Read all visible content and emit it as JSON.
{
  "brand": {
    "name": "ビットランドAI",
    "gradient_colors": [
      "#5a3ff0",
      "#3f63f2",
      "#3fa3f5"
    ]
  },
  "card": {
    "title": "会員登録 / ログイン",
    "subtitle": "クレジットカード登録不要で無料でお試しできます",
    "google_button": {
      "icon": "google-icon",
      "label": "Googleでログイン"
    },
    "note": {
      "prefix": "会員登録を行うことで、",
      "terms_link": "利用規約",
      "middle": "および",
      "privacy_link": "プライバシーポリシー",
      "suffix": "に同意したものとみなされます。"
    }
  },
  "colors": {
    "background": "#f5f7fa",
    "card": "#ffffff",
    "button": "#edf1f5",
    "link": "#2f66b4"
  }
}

==

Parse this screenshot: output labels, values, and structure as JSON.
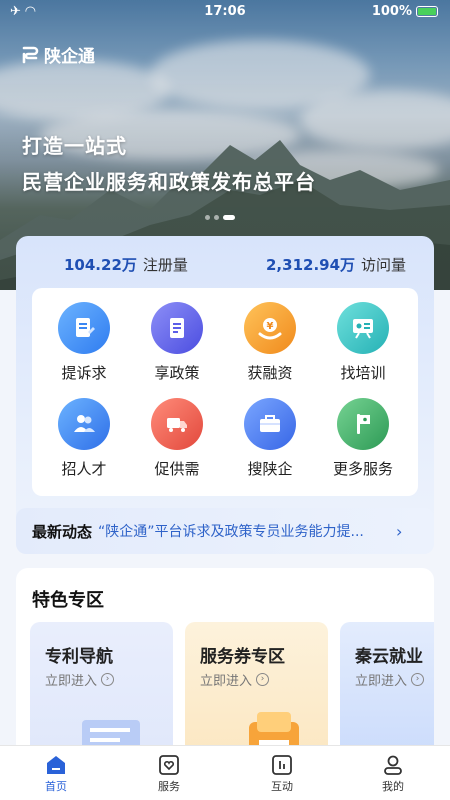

...

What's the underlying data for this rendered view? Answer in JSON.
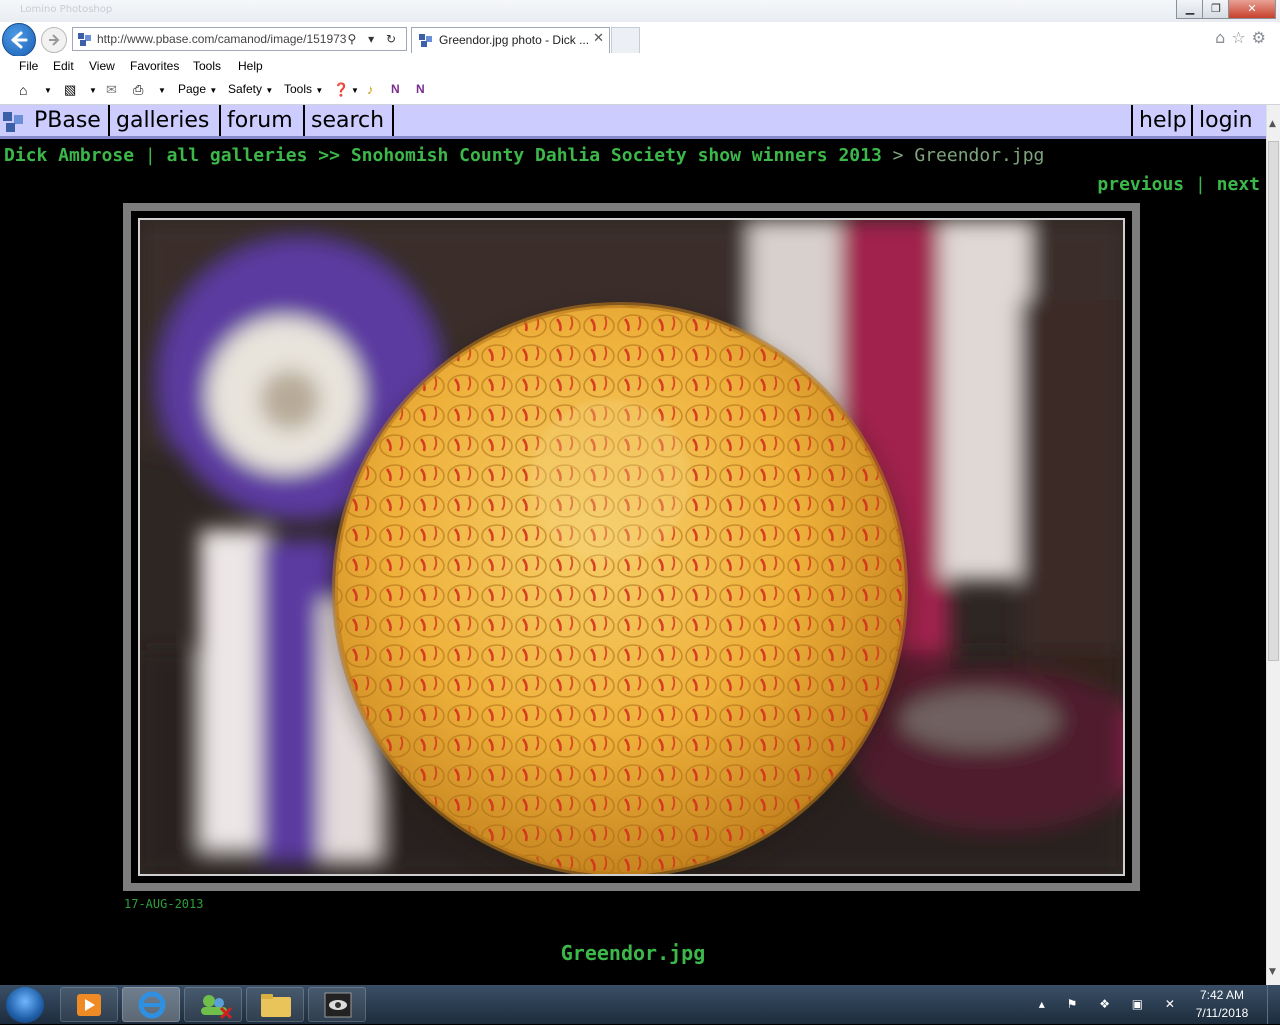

#### [Task]
Pick out, from the lines above, every one that contains the string "this".

#### [The solution]
Parse this screenshot: output labels, values, and structure as JSON.
What's the underlying data for this rendered view? Answer in JSON.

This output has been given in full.